[Dataset items]
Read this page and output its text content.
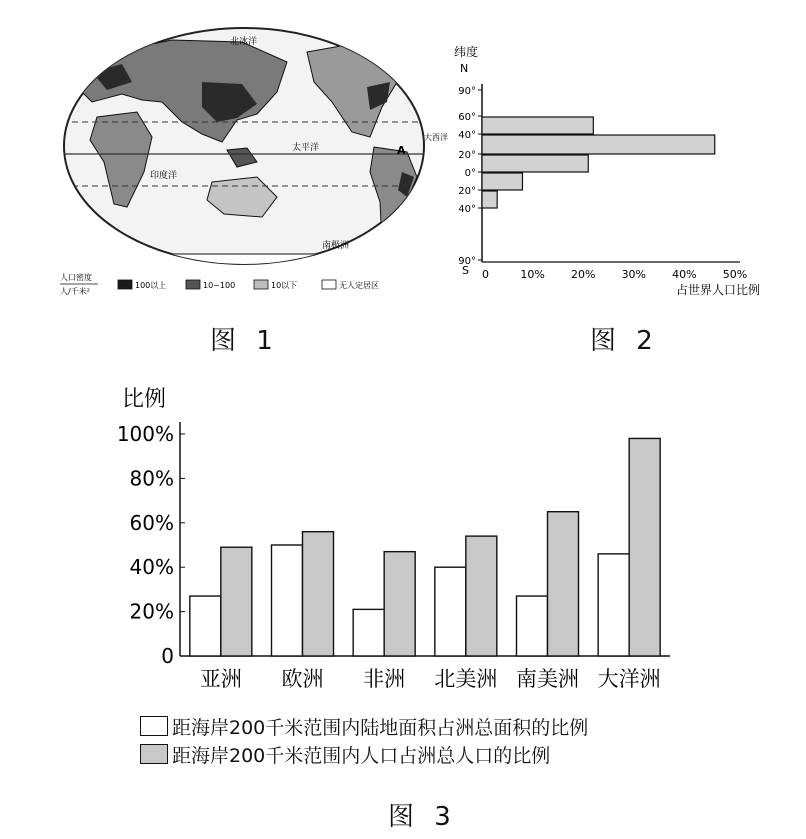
北冰洋
太平洋
印度洋
大西洋
南极洲
A
人口密度
人/千米²
100以上	10~100	10以下	无人定居区
图 1
纬度
N
S
90°
60°
40°
20°
0°
20°
40°
90°
0	10% 20% 30% 40% 50%
占世界人口比例
图 2
比例
0
20%
40%
60%
80%
100%
亚洲 欧洲 非洲 北美洲 南美洲 大洋洲
距海岸200千米范围内陆地面积占洲总面积的比例
距海岸200千米范围内人口占洲总人口的比例
图 3
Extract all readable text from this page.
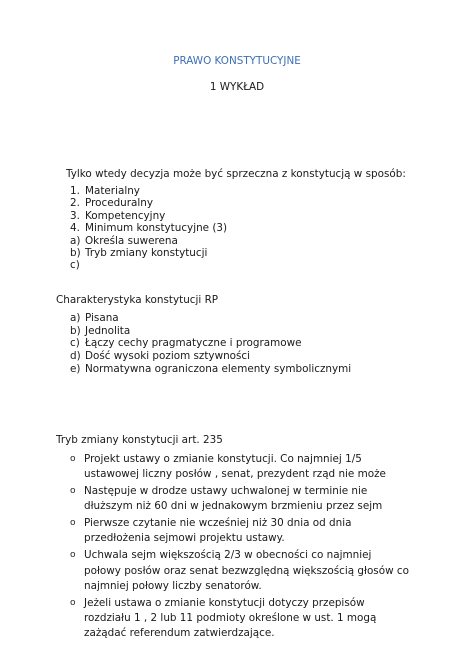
PRAWO KONSTYTUCYJNE
1 WYKŁAD
Tylko wtedy decyzja może być sprzeczna z konstytucją w sposób:
1. Materialny
2. Proceduralny
3. Kompetencyjny
4. Minimum konstytucyjne (3)
a) Określa suwerena
b) Tryb zmiany konstytucji
c)
Charakterystyka konstytucji RP
a) Pisana
b) Jednolita
c) Łączy cechy pragmatyczne i programowe
d) Dość wysoki poziom sztywności
e) Normatywna ograniczona elementy symbolicznymi
Tryb zmiany konstytucji art. 235
o Projekt ustawy o zmianie konstytucji. Co najmniej 1/5 ustawowej liczny posłów , senat, prezydent rząd nie może
o Następuje w drodze ustawy uchwalonej w terminie nie dłuższym niż 60 dni w jednakowym brzmieniu przez sejm
o Pierwsze czytanie nie wcześniej niż 30 dnia od dnia przedłożenia sejmowi projektu ustawy.
o Uchwala sejm większością 2/3 w obecności co najmniej połowy posłów oraz senat bezwzględną większością głosów co najmniej połowy liczby senatorów.
o Jeżeli ustawa o zmianie konstytucji dotyczy przepisów rozdziału 1 , 2 lub 11 podmioty określone w ust. 1 mogą zażądać referendum zatwierdzające.
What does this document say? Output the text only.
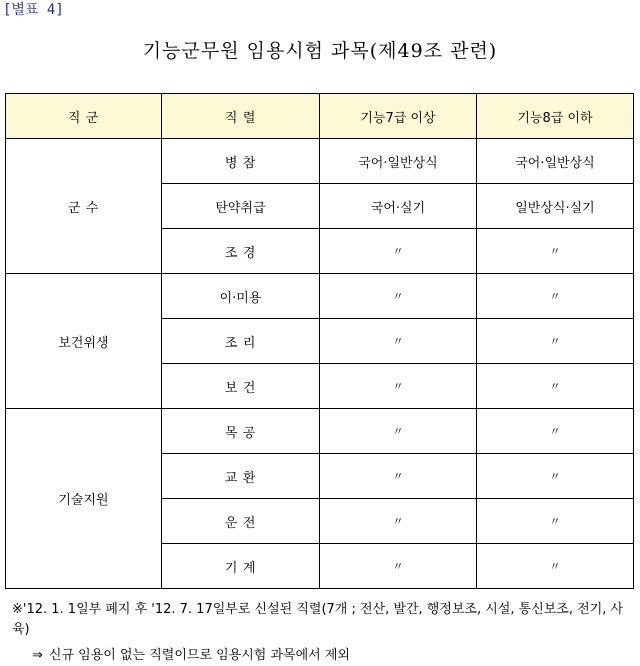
[별표 4]
기능군무원 임용시험 과목(제49조 관련)
직 군	직 렬	기능7급 이상	기능8급 이하
군 수	병 참	국어·일반상식	국어·일반상식
	탄약취급	국어·실기	일반상식·실기
	조 경	〃	〃
보건위생	이·미용	〃	〃
	조 리	〃	〃
	보 건	〃	〃
기술지원	목 공	〃	〃
	교 환	〃	〃
	운 전	〃	〃
	기 계	〃	〃
※'12. 1. 1일부 폐지 후 '12. 7. 17일부로 신설된 직렬(7개 ; 전산, 발간, 행정보조, 시설, 통신보조, 전기, 사육)
⇒ 신규 임용이 없는 직렬이므로 임용시험 과목에서 제외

### Work to do
Your copy should repeat each entry above exactly but contain no pictures.

### Exercise answer
Read this page and output its text content.
北冰洋
太平洋
印度洋
大西洋
南极洲
A
人口密度
人/千米²
100以上	10~100	10以下	无人定居区
图 1
纬度
N
S
90°
60°
40°
20°
0°
20°
40°
90°
0	10% 20% 30% 40% 50%
占世界人口比例
图 2
比例
0
20%
40%
60%
80%
100%
亚洲 欧洲 非洲 北美洲 南美洲 大洋洲
距海岸200千米范围内陆地面积占洲总面积的比例
距海岸200千米范围内人口占洲总人口的比例
图 3
Extract all readable text from this page.
PRAWO KONSTYTUCYJNE
1 WYKŁAD
Tylko wtedy decyzja może być sprzeczna z konstytucją w sposób:
1. Materialny
2. Proceduralny
3. Kompetencyjny
4. Minimum konstytucyjne (3)
a) Określa suwerena
b) Tryb zmiany konstytucji
c)
Charakterystyka konstytucji RP
a) Pisana
b) Jednolita
c) Łączy cechy pragmatyczne i programowe
d) Dość wysoki poziom sztywności
e) Normatywna ograniczona elementy symbolicznymi
Tryb zmiany konstytucji art. 235
o Projekt ustawy o zmianie konstytucji. Co najmniej 1/5 ustawowej liczny posłów , senat, prezydent rząd nie może
o Następuje w drodze ustawy uchwalonej w terminie nie dłuższym niż 60 dni w jednakowym brzmieniu przez sejm
o Pierwsze czytanie nie wcześniej niż 30 dnia od dnia przedłożenia sejmowi projektu ustawy.
o Uchwala sejm większością 2/3 w obecności co najmniej połowy posłów oraz senat bezwzględną większością głosów co najmniej połowy liczby senatorów.
o Jeżeli ustawa o zmianie konstytucji dotyczy przepisów rozdziału 1 , 2 lub 11 podmioty określone w ust. 1 mogą zażądać referendum zatwierdzające.
What does this document say? Output the text only.
[별표 4]
기능군무원 임용시험 과목(제49조 관련)
직 군	직 렬	기능7급 이상	기능8급 이하
군 수	병 참	국어·일반상식	국어·일반상식
	탄약취급	국어·실기	일반상식·실기
	조 경	〃	〃
보건위생	이·미용	〃	〃
	조 리	〃	〃
	보 건	〃	〃
기술지원	목 공	〃	〃
	교 환	〃	〃
	운 전	〃	〃
	기 계	〃	〃
※'12. 1. 1일부 폐지 후 '12. 7. 17일부로 신설된 직렬(7개 ; 전산, 발간, 행정보조, 시설, 통신보조, 전기, 사육)
⇒ 신규 임용이 없는 직렬이므로 임용시험 과목에서 제외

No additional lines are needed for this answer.